## Aim
Omit the pictures, then write out every entry exactly as it reads.

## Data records
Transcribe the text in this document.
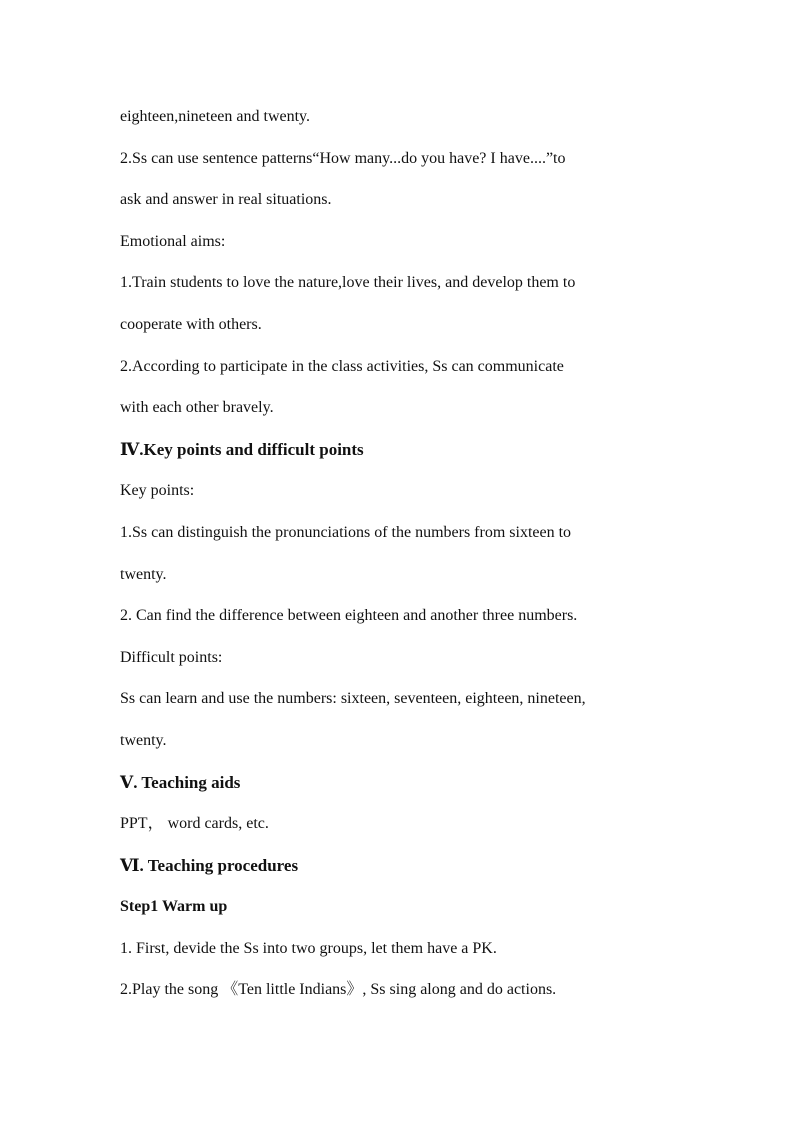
eighteen,nineteen and twenty.

2.Ss can use sentence patterns“How many...do you have? I have....”to

ask and answer in real situations.

Emotional aims:

1.Train students to love the nature,love their lives, and develop them to

cooperate with others.

2.According to participate in the class activities, Ss can communicate

with each other bravely.

Ⅳ.Key points and difficult points

Key points:

1.Ss can distinguish the pronunciations of the numbers from sixteen to

twenty.

2. Can find the difference between eighteen and another three numbers.

Difficult points:

Ss can learn and use the numbers: sixteen, seventeen, eighteen, nineteen,

twenty.

Ⅴ. Teaching aids

PPT， word cards, etc.

Ⅵ. Teaching procedures

Step1 Warm up

1. First, devide the Ss into two groups, let them have a PK.

2.Play the song 《Ten little Indians》, Ss sing along and do actions.
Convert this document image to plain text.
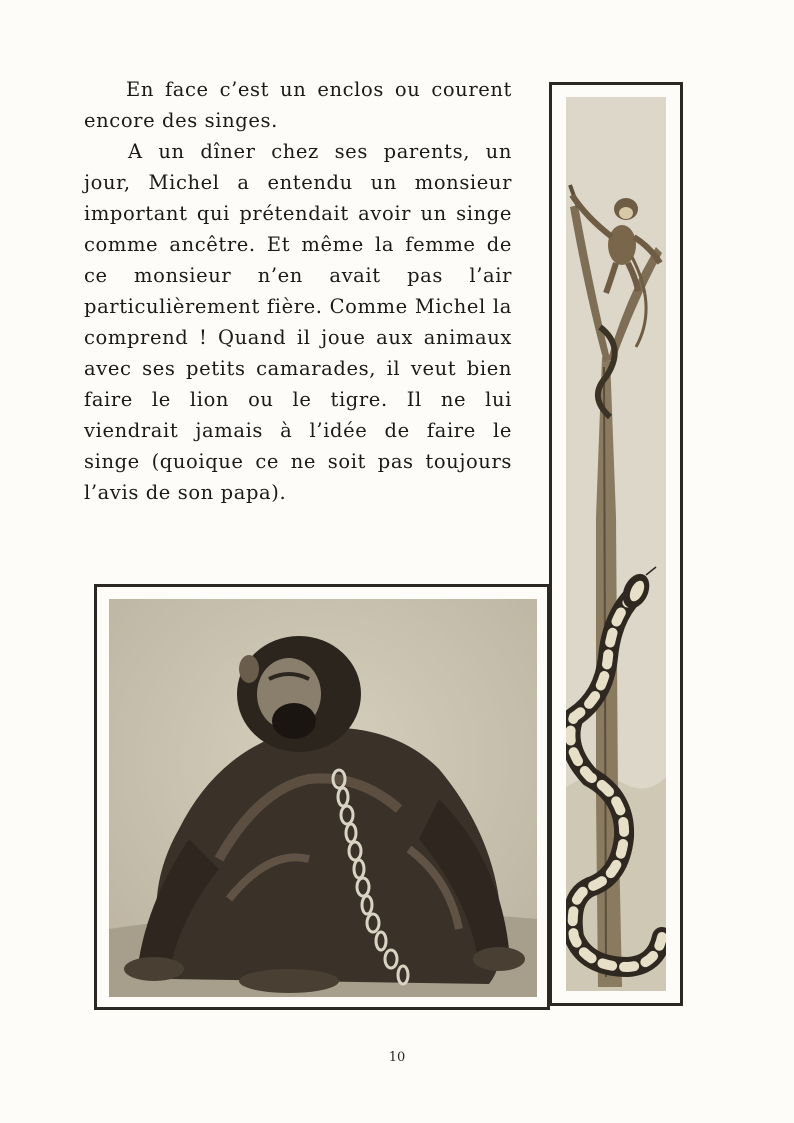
En face c’est un enclos ou courent encore des singes.

A un dîner chez ses parents, un jour, Michel a entendu un monsieur important qui prétendait avoir un singe comme ancêtre. Et même la femme de ce monsieur n’en avait pas l’air particulièrement fière. Comme Michel la comprend ! Quand il joue aux animaux avec ses petits camarades, il veut bien faire le lion ou le tigre. Il ne lui viendrait jamais à l’idée de faire le singe (quoique ce ne soit pas toujours l’avis de son papa).

10
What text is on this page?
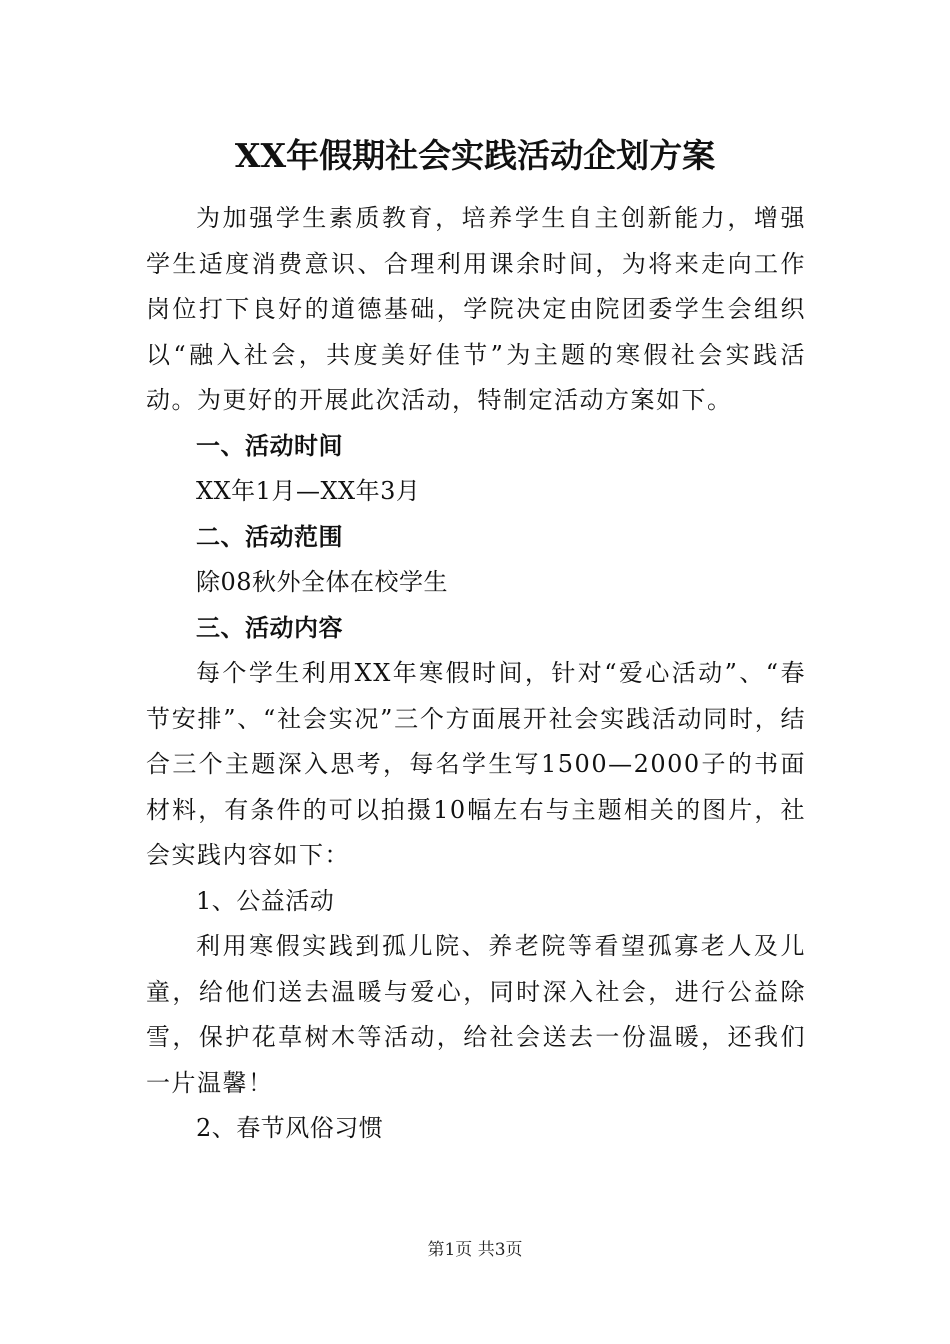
XX年假期社会实践活动企划方案

为加强学生素质教育，培养学生自主创新能力，增强学生适度消费意识、合理利用课余时间，为将来走向工作岗位打下良好的道德基础，学院决定由院团委学生会组织以“融入社会，共度美好佳节”为主题的寒假社会实践活动。为更好的开展此次活动，特制定活动方案如下。

一、活动时间

XX年1月—XX年3月

二、活动范围

除08秋外全体在校学生

三、活动内容

每个学生利用XX年寒假时间，针对“爱心活动”、“春节安排”、“社会实况”三个方面展开社会实践活动同时，结合三个主题深入思考，每名学生写1500—2000子的书面材料，有条件的可以拍摄10幅左右与主题相关的图片，社会实践内容如下：

1、公益活动

利用寒假实践到孤儿院、养老院等看望孤寡老人及儿童，给他们送去温暖与爱心，同时深入社会，进行公益除雪，保护花草树木等活动，给社会送去一份温暖，还我们一片温馨！

2、春节风俗习惯

第1页 共3页
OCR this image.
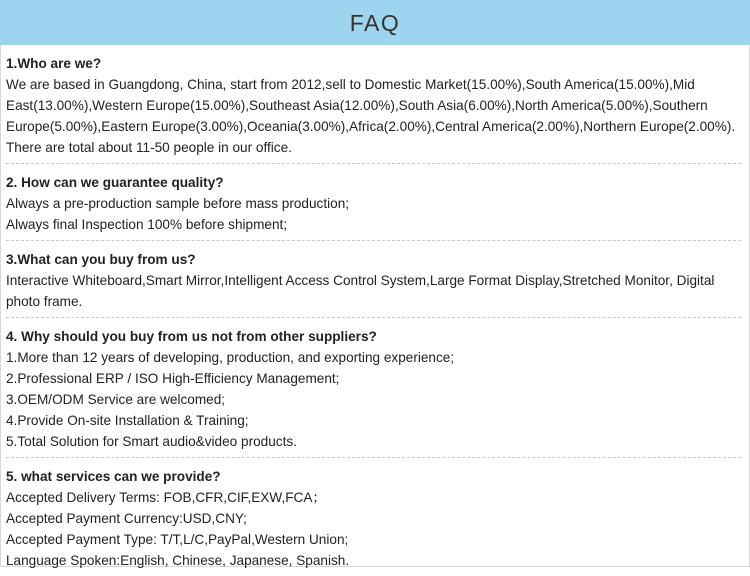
FAQ
1.Who are we?
We are based in Guangdong, China, start from 2012,sell to Domestic Market(15.00%),South America(15.00%),Mid East(13.00%),Western Europe(15.00%),Southeast Asia(12.00%),South Asia(6.00%),North America(5.00%),Southern Europe(5.00%),Eastern Europe(3.00%),Oceania(3.00%),Africa(2.00%),Central America(2.00%),Northern Europe(2.00%). There are total about 11-50 people in our office.
2. How can we guarantee quality?
Always a pre-production sample before mass production;
Always final Inspection 100% before shipment;
3.What can you buy from us?
Interactive Whiteboard,Smart Mirror,Intelligent Access Control System,Large Format Display,Stretched Monitor, Digital photo frame.
4. Why should you buy from us not from other suppliers?
1.More than 12 years of developing, production, and exporting experience;
2.Professional ERP / ISO High-Efficiency Management;
3.OEM/ODM Service are welcomed;
4.Provide On-site Installation & Training;
5.Total Solution for Smart audio&video products.
5. what services can we provide?
Accepted Delivery Terms: FOB,CFR,CIF,EXW,FCA；
Accepted Payment Currency:USD,CNY;
Accepted Payment Type: T/T,L/C,PayPal,Western Union;
Language Spoken:English, Chinese, Japanese, Spanish.
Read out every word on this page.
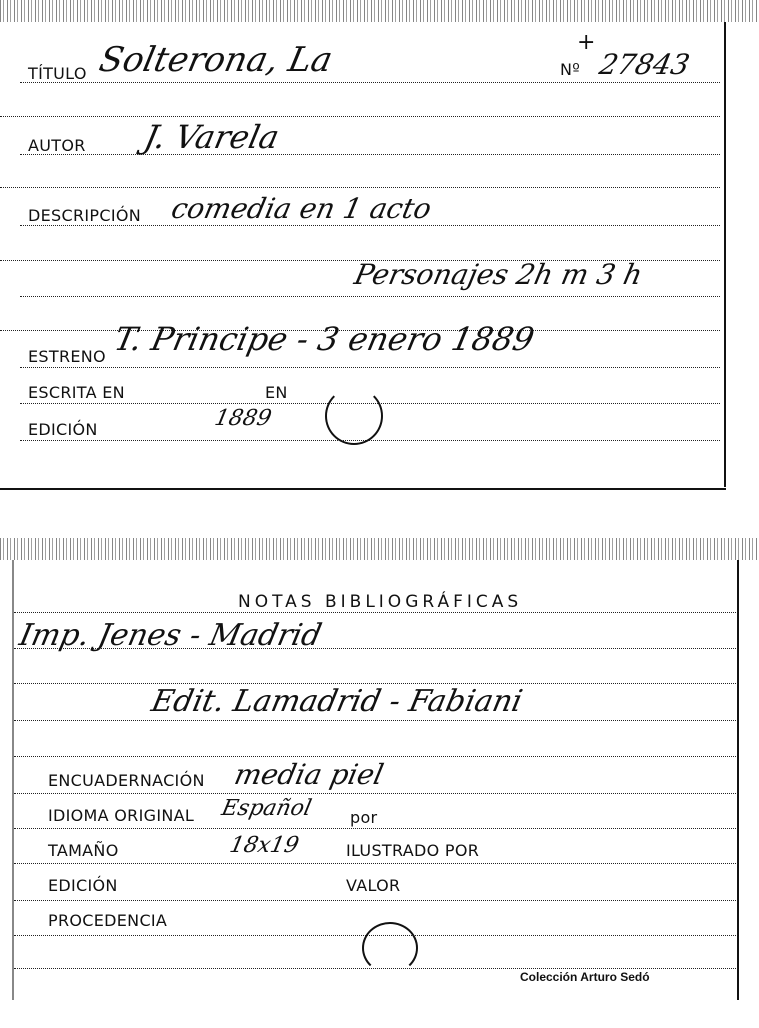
TÍTULO Solterona, La	+
Nº 27843
AUTOR J. Varela
DESCRIPCIÓN comedia en 1 acto
Personajes 2h m 3 h
ESTRENO T. Principe - 3 enero 1889
ESCRITA EN	EN
EDICIÓN	1889
NOTAS BIBLIOGRÁFICAS
Imp. Jenes - Madrid
Edit. Lamadrid - Fabiani
ENCUADERNACIÓN media piel
IDIOMA ORIGINAL Español por
TAMAÑO	18x19	ILUSTRADO POR
EDICIÓN	VALOR
PROCEDENCIA
Colección Arturo Sedó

## Written solution
Transcribe the text in this document.
eighteen,nineteen and twenty.

2.Ss can use sentence patterns“How many...do you have? I have....”to

ask and answer in real situations.

Emotional aims:

1.Train students to love the nature,love their lives, and develop them to

cooperate with others.

2.According to participate in the class activities, Ss can communicate

with each other bravely.

Ⅳ.Key points and difficult points

Key points:

1.Ss can distinguish the pronunciations of the numbers from sixteen to

twenty.

2. Can find the difference between eighteen and another three numbers.

Difficult points:

Ss can learn and use the numbers: sixteen, seventeen, eighteen, nineteen,

twenty.

Ⅴ. Teaching aids

PPT， word cards, etc.

Ⅵ. Teaching procedures

Step1 Warm up

1. First, devide the Ss into two groups, let them have a PK.

2.Play the song 《Ten little Indians》, Ss sing along and do actions.
Convert this document image to plain text.
En face c’est un enclos ou courent encore des singes.

A un dîner chez ses parents, un jour, Michel a entendu un monsieur important qui prétendait avoir un singe comme ancêtre. Et même la femme de ce monsieur n’en avait pas l’air particulièrement fière. Comme Michel la comprend ! Quand il joue aux animaux avec ses petits camarades, il veut bien faire le lion ou le tigre. Il ne lui viendrait jamais à l’idée de faire le singe (quoique ce ne soit pas toujours l’avis de son papa).

10
What text is on this page?
XX年假期社会实践活动企划方案

为加强学生素质教育，培养学生自主创新能力，增强学生适度消费意识、合理利用课余时间，为将来走向工作岗位打下良好的道德基础，学院决定由院团委学生会组织以“融入社会，共度美好佳节”为主题的寒假社会实践活动。为更好的开展此次活动，特制定活动方案如下。

一、活动时间

XX年1月—XX年3月

二、活动范围

除08秋外全体在校学生

三、活动内容

每个学生利用XX年寒假时间，针对“爱心活动”、“春节安排”、“社会实况”三个方面展开社会实践活动同时，结合三个主题深入思考，每名学生写1500—2000子的书面材料，有条件的可以拍摄10幅左右与主题相关的图片，社会实践内容如下：

1、公益活动

利用寒假实践到孤儿院、养老院等看望孤寡老人及儿童，给他们送去温暖与爱心，同时深入社会，进行公益除雪，保护花草树木等活动，给社会送去一份温暖，还我们一片温馨！

2、春节风俗习惯

第1页 共3页
OCR this image.
FAQ
1.Who are we?
We are based in Guangdong, China, start from 2012,sell to Domestic Market(15.00%),South America(15.00%),Mid East(13.00%),Western Europe(15.00%),Southeast Asia(12.00%),South Asia(6.00%),North America(5.00%),Southern Europe(5.00%),Eastern Europe(3.00%),Oceania(3.00%),Africa(2.00%),Central America(2.00%),Northern Europe(2.00%). There are total about 11-50 people in our office.
2. How can we guarantee quality?
Always a pre-production sample before mass production;
Always final Inspection 100% before shipment;
3.What can you buy from us?
Interactive Whiteboard,Smart Mirror,Intelligent Access Control System,Large Format Display,Stretched Monitor, Digital photo frame.
4. Why should you buy from us not from other suppliers?
1.More than 12 years of developing, production, and exporting experience;
2.Professional ERP / ISO High-Efficiency Management;
3.OEM/ODM Service are welcomed;
4.Provide On-site Installation & Training;
5.Total Solution for Smart audio&video products.
5. what services can we provide?
Accepted Delivery Terms: FOB,CFR,CIF,EXW,FCA；
Accepted Payment Currency:USD,CNY;
Accepted Payment Type: T/T,L/C,PayPal,Western Union;
Language Spoken:English, Chinese, Japanese, Spanish.
Read out every word on this page.
TÍTULO Solterona, La	+
Nº 27843
AUTOR J. Varela
DESCRIPCIÓN comedia en 1 acto
Personajes 2h m 3 h
ESTRENO T. Principe - 3 enero 1889
ESCRITA EN	EN
EDICIÓN	1889
NOTAS BIBLIOGRÁFICAS
Imp. Jenes - Madrid
Edit. Lamadrid - Fabiani
ENCUADERNACIÓN media piel
IDIOMA ORIGINAL Español por
TAMAÑO	18x19	ILUSTRADO POR
EDICIÓN	VALOR
PROCEDENCIA
Colección Arturo Sedó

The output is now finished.